#### Requirement
Please determine how many lines of the material include the word "Link", and respond with nothing but that number.

#### Records supplied

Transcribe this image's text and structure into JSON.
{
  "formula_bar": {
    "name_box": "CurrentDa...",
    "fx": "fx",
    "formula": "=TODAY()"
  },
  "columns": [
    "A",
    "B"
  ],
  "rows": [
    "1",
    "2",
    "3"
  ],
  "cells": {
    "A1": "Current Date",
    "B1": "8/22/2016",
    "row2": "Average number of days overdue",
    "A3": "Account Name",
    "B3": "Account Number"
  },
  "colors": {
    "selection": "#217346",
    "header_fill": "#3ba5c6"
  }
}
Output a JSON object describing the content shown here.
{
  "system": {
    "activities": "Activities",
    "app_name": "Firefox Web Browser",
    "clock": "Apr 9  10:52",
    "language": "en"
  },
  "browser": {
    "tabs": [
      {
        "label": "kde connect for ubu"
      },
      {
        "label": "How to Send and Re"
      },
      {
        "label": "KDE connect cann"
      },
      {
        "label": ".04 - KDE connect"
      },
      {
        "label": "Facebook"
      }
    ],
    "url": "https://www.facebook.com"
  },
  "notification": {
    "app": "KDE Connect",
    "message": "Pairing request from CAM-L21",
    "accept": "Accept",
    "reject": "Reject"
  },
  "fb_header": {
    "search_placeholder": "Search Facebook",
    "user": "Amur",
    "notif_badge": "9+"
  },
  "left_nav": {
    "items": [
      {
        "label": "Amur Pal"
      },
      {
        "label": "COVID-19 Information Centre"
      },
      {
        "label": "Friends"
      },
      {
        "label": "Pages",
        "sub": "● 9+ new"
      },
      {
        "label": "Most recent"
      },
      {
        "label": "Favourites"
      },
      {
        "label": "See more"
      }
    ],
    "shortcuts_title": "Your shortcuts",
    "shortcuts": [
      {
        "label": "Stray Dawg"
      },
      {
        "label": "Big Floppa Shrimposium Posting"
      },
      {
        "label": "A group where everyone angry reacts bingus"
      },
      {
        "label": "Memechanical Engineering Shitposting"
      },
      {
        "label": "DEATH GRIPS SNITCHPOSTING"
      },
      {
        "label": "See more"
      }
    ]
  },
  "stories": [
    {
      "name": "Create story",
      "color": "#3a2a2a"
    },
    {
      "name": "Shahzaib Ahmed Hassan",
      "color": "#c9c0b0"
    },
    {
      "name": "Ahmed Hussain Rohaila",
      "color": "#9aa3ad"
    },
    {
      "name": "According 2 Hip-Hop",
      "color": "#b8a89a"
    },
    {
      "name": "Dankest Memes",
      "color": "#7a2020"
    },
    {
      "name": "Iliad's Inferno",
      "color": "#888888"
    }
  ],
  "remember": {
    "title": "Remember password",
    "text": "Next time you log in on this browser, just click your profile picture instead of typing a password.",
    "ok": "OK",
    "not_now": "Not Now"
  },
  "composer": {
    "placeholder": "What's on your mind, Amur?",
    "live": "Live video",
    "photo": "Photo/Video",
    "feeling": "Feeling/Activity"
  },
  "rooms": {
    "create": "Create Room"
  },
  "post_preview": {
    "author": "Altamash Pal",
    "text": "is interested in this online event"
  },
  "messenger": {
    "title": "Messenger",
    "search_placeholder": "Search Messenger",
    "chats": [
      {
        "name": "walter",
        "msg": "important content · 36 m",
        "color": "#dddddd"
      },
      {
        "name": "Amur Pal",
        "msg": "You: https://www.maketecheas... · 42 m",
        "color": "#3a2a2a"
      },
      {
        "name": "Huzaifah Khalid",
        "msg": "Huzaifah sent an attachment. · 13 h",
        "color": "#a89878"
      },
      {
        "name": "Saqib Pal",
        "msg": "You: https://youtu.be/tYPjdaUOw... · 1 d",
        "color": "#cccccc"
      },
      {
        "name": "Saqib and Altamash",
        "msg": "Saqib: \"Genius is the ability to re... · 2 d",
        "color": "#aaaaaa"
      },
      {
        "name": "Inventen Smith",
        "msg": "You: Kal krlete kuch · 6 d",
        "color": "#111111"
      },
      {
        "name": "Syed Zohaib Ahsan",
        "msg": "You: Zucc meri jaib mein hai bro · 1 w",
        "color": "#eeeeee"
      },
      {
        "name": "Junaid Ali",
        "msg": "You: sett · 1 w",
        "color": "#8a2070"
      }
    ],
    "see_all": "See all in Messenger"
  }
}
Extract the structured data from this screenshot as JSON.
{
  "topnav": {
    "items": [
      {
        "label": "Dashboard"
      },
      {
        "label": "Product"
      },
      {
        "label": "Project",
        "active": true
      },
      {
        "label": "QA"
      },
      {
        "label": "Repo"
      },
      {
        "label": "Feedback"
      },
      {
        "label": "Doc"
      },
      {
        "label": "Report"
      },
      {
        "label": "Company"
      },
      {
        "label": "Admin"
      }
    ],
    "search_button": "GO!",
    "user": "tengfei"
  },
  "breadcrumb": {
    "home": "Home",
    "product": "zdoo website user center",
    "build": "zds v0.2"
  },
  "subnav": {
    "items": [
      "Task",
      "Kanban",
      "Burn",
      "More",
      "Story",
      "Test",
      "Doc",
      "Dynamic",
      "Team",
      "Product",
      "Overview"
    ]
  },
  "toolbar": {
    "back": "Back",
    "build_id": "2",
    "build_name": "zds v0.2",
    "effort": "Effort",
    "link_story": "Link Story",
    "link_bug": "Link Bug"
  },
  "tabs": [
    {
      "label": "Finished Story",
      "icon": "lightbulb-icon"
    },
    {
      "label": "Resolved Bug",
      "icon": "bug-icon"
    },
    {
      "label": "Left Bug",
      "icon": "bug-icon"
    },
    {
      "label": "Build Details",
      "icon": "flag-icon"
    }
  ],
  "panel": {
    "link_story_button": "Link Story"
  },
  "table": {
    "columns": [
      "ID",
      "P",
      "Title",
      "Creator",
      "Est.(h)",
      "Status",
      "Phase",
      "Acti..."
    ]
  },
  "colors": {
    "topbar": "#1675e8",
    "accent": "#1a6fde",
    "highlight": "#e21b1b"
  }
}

#### Worked solution
3